◆ WRITTEN REQUEST
All of the entries need to be written out again, exactly as they are.
◆ ◆ ◆ ◆ ◆
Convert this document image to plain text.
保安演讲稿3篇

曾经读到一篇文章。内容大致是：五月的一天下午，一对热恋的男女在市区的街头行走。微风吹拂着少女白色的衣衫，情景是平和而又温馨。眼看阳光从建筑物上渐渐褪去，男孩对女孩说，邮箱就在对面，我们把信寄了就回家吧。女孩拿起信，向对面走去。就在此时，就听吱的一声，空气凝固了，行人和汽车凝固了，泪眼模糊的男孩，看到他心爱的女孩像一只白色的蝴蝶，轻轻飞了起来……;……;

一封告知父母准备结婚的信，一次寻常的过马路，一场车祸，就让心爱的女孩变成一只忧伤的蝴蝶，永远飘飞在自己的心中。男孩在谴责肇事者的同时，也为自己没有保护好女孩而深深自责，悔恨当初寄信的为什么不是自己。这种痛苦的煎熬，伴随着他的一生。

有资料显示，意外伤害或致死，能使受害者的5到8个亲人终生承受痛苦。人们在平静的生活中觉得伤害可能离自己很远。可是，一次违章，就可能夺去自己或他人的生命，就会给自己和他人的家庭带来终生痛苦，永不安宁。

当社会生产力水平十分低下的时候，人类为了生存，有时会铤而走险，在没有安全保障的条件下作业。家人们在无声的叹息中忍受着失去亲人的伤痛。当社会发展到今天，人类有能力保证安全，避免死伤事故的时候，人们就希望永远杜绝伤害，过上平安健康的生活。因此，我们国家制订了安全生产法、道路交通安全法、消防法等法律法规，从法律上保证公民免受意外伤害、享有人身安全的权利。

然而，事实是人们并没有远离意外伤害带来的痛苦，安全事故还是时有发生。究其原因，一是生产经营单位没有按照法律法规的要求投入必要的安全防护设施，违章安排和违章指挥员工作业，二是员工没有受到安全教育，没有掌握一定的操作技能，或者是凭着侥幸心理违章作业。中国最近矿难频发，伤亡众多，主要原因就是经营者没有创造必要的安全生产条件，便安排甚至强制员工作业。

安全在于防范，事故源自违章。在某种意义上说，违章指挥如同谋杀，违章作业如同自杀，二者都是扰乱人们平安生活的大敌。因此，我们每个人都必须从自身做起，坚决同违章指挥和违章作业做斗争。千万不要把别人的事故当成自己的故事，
◆ ◆ ◆ ◆ ◆
◆ FULL ANSWER
Convert this document image to plain text.
保安演讲稿3篇

曾经读到一篇文章。内容大致是：五月的一天下午，一对热恋的男女在市区的街头行走。微风吹拂着少女白色的衣衫，情景是平和而又温馨。眼看阳光从建筑物上渐渐褪去，男孩对女孩说，邮箱就在对面，我们把信寄了就回家吧。女孩拿起信，向对面走去。就在此时，就听吱的一声，空气凝固了，行人和汽车凝固了，泪眼模糊的男孩，看到他心爱的女孩像一只白色的蝴蝶，轻轻飞了起来……;……;

一封告知父母准备结婚的信，一次寻常的过马路，一场车祸，就让心爱的女孩变成一只忧伤的蝴蝶，永远飘飞在自己的心中。男孩在谴责肇事者的同时，也为自己没有保护好女孩而深深自责，悔恨当初寄信的为什么不是自己。这种痛苦的煎熬，伴随着他的一生。

有资料显示，意外伤害或致死，能使受害者的5到8个亲人终生承受痛苦。人们在平静的生活中觉得伤害可能离自己很远。可是，一次违章，就可能夺去自己或他人的生命，就会给自己和他人的家庭带来终生痛苦，永不安宁。

当社会生产力水平十分低下的时候，人类为了生存，有时会铤而走险，在没有安全保障的条件下作业。家人们在无声的叹息中忍受着失去亲人的伤痛。当社会发展到今天，人类有能力保证安全，避免死伤事故的时候，人们就希望永远杜绝伤害，过上平安健康的生活。因此，我们国家制订了安全生产法、道路交通安全法、消防法等法律法规，从法律上保证公民免受意外伤害、享有人身安全的权利。

然而，事实是人们并没有远离意外伤害带来的痛苦，安全事故还是时有发生。究其原因，一是生产经营单位没有按照法律法规的要求投入必要的安全防护设施，违章安排和违章指挥员工作业，二是员工没有受到安全教育，没有掌握一定的操作技能，或者是凭着侥幸心理违章作业。中国最近矿难频发，伤亡众多，主要原因就是经营者没有创造必要的安全生产条件，便安排甚至强制员工作业。

安全在于防范，事故源自违章。在某种意义上说，违章指挥如同谋杀，违章作业如同自杀，二者都是扰乱人们平安生活的大敌。因此，我们每个人都必须从自身做起，坚决同违章指挥和违章作业做斗争。千万不要把别人的事故当成自己的故事，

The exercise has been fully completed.